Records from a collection
========

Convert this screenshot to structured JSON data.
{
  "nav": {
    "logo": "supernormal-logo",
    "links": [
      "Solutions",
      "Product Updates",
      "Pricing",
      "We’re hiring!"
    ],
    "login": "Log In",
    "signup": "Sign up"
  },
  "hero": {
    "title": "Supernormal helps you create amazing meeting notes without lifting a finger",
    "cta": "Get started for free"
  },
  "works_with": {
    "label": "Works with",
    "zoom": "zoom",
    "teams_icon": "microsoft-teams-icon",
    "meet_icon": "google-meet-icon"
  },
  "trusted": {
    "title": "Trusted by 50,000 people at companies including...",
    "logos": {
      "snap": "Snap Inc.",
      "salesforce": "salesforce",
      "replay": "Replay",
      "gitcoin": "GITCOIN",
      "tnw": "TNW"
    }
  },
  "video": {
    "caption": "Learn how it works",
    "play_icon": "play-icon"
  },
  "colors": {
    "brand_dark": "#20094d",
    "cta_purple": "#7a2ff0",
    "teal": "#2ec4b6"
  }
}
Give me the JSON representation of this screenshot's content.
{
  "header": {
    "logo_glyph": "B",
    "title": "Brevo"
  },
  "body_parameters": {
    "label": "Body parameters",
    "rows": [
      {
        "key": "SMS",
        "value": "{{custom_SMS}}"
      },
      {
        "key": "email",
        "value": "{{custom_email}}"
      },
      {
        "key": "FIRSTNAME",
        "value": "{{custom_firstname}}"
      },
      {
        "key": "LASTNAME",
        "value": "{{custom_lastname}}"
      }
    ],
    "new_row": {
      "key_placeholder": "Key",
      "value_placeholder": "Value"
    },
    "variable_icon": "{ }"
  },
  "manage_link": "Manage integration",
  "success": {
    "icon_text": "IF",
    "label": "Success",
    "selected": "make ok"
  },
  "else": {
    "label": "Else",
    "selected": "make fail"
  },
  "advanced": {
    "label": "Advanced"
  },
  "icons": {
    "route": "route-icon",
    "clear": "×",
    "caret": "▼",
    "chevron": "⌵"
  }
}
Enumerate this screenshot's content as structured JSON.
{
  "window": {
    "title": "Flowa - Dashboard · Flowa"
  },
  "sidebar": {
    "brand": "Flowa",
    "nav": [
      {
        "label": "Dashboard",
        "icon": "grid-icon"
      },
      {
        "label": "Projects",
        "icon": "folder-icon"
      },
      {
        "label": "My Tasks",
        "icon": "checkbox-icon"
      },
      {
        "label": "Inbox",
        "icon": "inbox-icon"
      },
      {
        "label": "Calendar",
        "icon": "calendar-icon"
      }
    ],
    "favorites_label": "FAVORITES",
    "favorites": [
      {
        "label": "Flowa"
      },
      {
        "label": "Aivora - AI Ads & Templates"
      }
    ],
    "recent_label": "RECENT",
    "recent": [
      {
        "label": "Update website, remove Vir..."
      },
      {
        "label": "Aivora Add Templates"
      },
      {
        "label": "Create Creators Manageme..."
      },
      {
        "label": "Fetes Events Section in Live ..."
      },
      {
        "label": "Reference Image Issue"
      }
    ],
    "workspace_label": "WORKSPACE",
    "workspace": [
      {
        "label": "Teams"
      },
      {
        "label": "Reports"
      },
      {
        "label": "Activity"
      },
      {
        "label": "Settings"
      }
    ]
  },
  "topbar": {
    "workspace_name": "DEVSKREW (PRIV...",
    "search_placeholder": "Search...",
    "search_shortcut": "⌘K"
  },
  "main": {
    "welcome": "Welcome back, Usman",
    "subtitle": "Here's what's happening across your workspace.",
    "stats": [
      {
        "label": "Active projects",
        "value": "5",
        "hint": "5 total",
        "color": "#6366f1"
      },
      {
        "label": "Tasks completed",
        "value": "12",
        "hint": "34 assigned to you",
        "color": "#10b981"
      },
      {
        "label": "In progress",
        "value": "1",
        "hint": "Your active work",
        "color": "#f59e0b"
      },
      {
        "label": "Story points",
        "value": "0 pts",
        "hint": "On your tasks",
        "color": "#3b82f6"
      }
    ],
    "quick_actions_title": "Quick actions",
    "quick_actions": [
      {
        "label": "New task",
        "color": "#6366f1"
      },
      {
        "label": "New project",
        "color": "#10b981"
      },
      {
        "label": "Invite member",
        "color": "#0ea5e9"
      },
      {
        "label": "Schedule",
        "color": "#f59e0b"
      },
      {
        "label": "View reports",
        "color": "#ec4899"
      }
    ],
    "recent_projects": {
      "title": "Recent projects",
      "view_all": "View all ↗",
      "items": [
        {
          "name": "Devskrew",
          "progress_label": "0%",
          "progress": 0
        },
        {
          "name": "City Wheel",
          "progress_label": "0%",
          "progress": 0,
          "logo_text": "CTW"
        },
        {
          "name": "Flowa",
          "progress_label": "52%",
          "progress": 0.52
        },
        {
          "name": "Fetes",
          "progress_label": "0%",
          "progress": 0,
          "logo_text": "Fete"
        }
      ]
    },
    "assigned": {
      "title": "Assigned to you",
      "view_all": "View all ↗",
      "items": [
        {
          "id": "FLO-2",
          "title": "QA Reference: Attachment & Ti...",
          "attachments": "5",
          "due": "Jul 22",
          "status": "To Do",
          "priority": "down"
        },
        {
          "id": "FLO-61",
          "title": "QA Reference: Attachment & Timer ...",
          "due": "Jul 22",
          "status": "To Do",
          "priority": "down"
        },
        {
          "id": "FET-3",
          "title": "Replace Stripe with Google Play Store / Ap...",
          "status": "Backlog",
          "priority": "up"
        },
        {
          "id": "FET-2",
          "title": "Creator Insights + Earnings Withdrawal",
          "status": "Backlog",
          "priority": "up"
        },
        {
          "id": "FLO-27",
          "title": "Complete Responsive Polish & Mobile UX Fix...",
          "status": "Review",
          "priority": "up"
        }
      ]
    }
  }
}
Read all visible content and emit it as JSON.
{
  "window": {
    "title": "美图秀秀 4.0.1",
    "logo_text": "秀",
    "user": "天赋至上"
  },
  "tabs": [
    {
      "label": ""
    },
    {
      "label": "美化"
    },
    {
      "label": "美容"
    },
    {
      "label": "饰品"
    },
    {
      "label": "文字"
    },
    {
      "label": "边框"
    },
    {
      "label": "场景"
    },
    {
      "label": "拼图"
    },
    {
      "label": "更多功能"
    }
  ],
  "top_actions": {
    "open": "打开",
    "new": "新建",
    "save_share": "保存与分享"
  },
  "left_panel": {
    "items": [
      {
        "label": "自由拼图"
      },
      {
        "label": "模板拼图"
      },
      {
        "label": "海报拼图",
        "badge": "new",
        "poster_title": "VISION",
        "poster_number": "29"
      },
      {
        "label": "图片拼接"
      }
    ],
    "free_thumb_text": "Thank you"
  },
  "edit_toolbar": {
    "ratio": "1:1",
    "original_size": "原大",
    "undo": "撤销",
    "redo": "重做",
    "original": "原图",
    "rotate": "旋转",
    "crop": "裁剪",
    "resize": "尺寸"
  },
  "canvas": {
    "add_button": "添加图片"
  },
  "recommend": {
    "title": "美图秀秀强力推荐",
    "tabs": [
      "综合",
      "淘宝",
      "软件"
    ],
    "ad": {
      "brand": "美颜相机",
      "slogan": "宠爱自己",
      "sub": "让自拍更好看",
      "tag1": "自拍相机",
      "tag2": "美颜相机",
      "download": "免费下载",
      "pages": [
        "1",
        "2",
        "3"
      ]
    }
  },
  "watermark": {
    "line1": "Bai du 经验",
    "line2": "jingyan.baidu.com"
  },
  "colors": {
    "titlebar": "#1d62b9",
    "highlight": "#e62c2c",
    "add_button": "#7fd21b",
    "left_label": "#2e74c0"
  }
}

========

SET TASK: Can you restate every record above word for word?

RESULT OF THE TASK:
Convert this screenshot to structured JSON data.
{
  "nav": {
    "logo": "supernormal-logo",
    "links": [
      "Solutions",
      "Product Updates",
      "Pricing",
      "We’re hiring!"
    ],
    "login": "Log In",
    "signup": "Sign up"
  },
  "hero": {
    "title": "Supernormal helps you create amazing meeting notes without lifting a finger",
    "cta": "Get started for free"
  },
  "works_with": {
    "label": "Works with",
    "zoom": "zoom",
    "teams_icon": "microsoft-teams-icon",
    "meet_icon": "google-meet-icon"
  },
  "trusted": {
    "title": "Trusted by 50,000 people at companies including...",
    "logos": {
      "snap": "Snap Inc.",
      "salesforce": "salesforce",
      "replay": "Replay",
      "gitcoin": "GITCOIN",
      "tnw": "TNW"
    }
  },
  "video": {
    "caption": "Learn how it works",
    "play_icon": "play-icon"
  },
  "colors": {
    "brand_dark": "#20094d",
    "cta_purple": "#7a2ff0",
    "teal": "#2ec4b6"
  }
}
Give me the JSON representation of this screenshot's content.
{
  "header": {
    "logo_glyph": "B",
    "title": "Brevo"
  },
  "body_parameters": {
    "label": "Body parameters",
    "rows": [
      {
        "key": "SMS",
        "value": "{{custom_SMS}}"
      },
      {
        "key": "email",
        "value": "{{custom_email}}"
      },
      {
        "key": "FIRSTNAME",
        "value": "{{custom_firstname}}"
      },
      {
        "key": "LASTNAME",
        "value": "{{custom_lastname}}"
      }
    ],
    "new_row": {
      "key_placeholder": "Key",
      "value_placeholder": "Value"
    },
    "variable_icon": "{ }"
  },
  "manage_link": "Manage integration",
  "success": {
    "icon_text": "IF",
    "label": "Success",
    "selected": "make ok"
  },
  "else": {
    "label": "Else",
    "selected": "make fail"
  },
  "advanced": {
    "label": "Advanced"
  },
  "icons": {
    "route": "route-icon",
    "clear": "×",
    "caret": "▼",
    "chevron": "⌵"
  }
}
Enumerate this screenshot's content as structured JSON.
{
  "window": {
    "title": "Flowa - Dashboard · Flowa"
  },
  "sidebar": {
    "brand": "Flowa",
    "nav": [
      {
        "label": "Dashboard",
        "icon": "grid-icon"
      },
      {
        "label": "Projects",
        "icon": "folder-icon"
      },
      {
        "label": "My Tasks",
        "icon": "checkbox-icon"
      },
      {
        "label": "Inbox",
        "icon": "inbox-icon"
      },
      {
        "label": "Calendar",
        "icon": "calendar-icon"
      }
    ],
    "favorites_label": "FAVORITES",
    "favorites": [
      {
        "label": "Flowa"
      },
      {
        "label": "Aivora - AI Ads & Templates"
      }
    ],
    "recent_label": "RECENT",
    "recent": [
      {
        "label": "Update website, remove Vir..."
      },
      {
        "label": "Aivora Add Templates"
      },
      {
        "label": "Create Creators Manageme..."
      },
      {
        "label": "Fetes Events Section in Live ..."
      },
      {
        "label": "Reference Image Issue"
      }
    ],
    "workspace_label": "WORKSPACE",
    "workspace": [
      {
        "label": "Teams"
      },
      {
        "label": "Reports"
      },
      {
        "label": "Activity"
      },
      {
        "label": "Settings"
      }
    ]
  },
  "topbar": {
    "workspace_name": "DEVSKREW (PRIV...",
    "search_placeholder": "Search...",
    "search_shortcut": "⌘K"
  },
  "main": {
    "welcome": "Welcome back, Usman",
    "subtitle": "Here's what's happening across your workspace.",
    "stats": [
      {
        "label": "Active projects",
        "value": "5",
        "hint": "5 total",
        "color": "#6366f1"
      },
      {
        "label": "Tasks completed",
        "value": "12",
        "hint": "34 assigned to you",
        "color": "#10b981"
      },
      {
        "label": "In progress",
        "value": "1",
        "hint": "Your active work",
        "color": "#f59e0b"
      },
      {
        "label": "Story points",
        "value": "0 pts",
        "hint": "On your tasks",
        "color": "#3b82f6"
      }
    ],
    "quick_actions_title": "Quick actions",
    "quick_actions": [
      {
        "label": "New task",
        "color": "#6366f1"
      },
      {
        "label": "New project",
        "color": "#10b981"
      },
      {
        "label": "Invite member",
        "color": "#0ea5e9"
      },
      {
        "label": "Schedule",
        "color": "#f59e0b"
      },
      {
        "label": "View reports",
        "color": "#ec4899"
      }
    ],
    "recent_projects": {
      "title": "Recent projects",
      "view_all": "View all ↗",
      "items": [
        {
          "name": "Devskrew",
          "progress_label": "0%",
          "progress": 0
        },
        {
          "name": "City Wheel",
          "progress_label": "0%",
          "progress": 0,
          "logo_text": "CTW"
        },
        {
          "name": "Flowa",
          "progress_label": "52%",
          "progress": 0.52
        },
        {
          "name": "Fetes",
          "progress_label": "0%",
          "progress": 0,
          "logo_text": "Fete"
        }
      ]
    },
    "assigned": {
      "title": "Assigned to you",
      "view_all": "View all ↗",
      "items": [
        {
          "id": "FLO-2",
          "title": "QA Reference: Attachment & Ti...",
          "attachments": "5",
          "due": "Jul 22",
          "status": "To Do",
          "priority": "down"
        },
        {
          "id": "FLO-61",
          "title": "QA Reference: Attachment & Timer ...",
          "due": "Jul 22",
          "status": "To Do",
          "priority": "down"
        },
        {
          "id": "FET-3",
          "title": "Replace Stripe with Google Play Store / Ap...",
          "status": "Backlog",
          "priority": "up"
        },
        {
          "id": "FET-2",
          "title": "Creator Insights + Earnings Withdrawal",
          "status": "Backlog",
          "priority": "up"
        },
        {
          "id": "FLO-27",
          "title": "Complete Responsive Polish & Mobile UX Fix...",
          "status": "Review",
          "priority": "up"
        }
      ]
    }
  }
}
Read all visible content and emit it as JSON.
{
  "window": {
    "title": "美图秀秀 4.0.1",
    "logo_text": "秀",
    "user": "天赋至上"
  },
  "tabs": [
    {
      "label": ""
    },
    {
      "label": "美化"
    },
    {
      "label": "美容"
    },
    {
      "label": "饰品"
    },
    {
      "label": "文字"
    },
    {
      "label": "边框"
    },
    {
      "label": "场景"
    },
    {
      "label": "拼图"
    },
    {
      "label": "更多功能"
    }
  ],
  "top_actions": {
    "open": "打开",
    "new": "新建",
    "save_share": "保存与分享"
  },
  "left_panel": {
    "items": [
      {
        "label": "自由拼图"
      },
      {
        "label": "模板拼图"
      },
      {
        "label": "海报拼图",
        "badge": "new",
        "poster_title": "VISION",
        "poster_number": "29"
      },
      {
        "label": "图片拼接"
      }
    ],
    "free_thumb_text": "Thank you"
  },
  "edit_toolbar": {
    "ratio": "1:1",
    "original_size": "原大",
    "undo": "撤销",
    "redo": "重做",
    "original": "原图",
    "rotate": "旋转",
    "crop": "裁剪",
    "resize": "尺寸"
  },
  "canvas": {
    "add_button": "添加图片"
  },
  "recommend": {
    "title": "美图秀秀强力推荐",
    "tabs": [
      "综合",
      "淘宝",
      "软件"
    ],
    "ad": {
      "brand": "美颜相机",
      "slogan": "宠爱自己",
      "sub": "让自拍更好看",
      "tag1": "自拍相机",
      "tag2": "美颜相机",
      "download": "免费下载",
      "pages": [
        "1",
        "2",
        "3"
      ]
    }
  },
  "watermark": {
    "line1": "Bai du 经验",
    "line2": "jingyan.baidu.com"
  },
  "colors": {
    "titlebar": "#1d62b9",
    "highlight": "#e62c2c",
    "add_button": "#7fd21b",
    "left_label": "#2e74c0"
  }
}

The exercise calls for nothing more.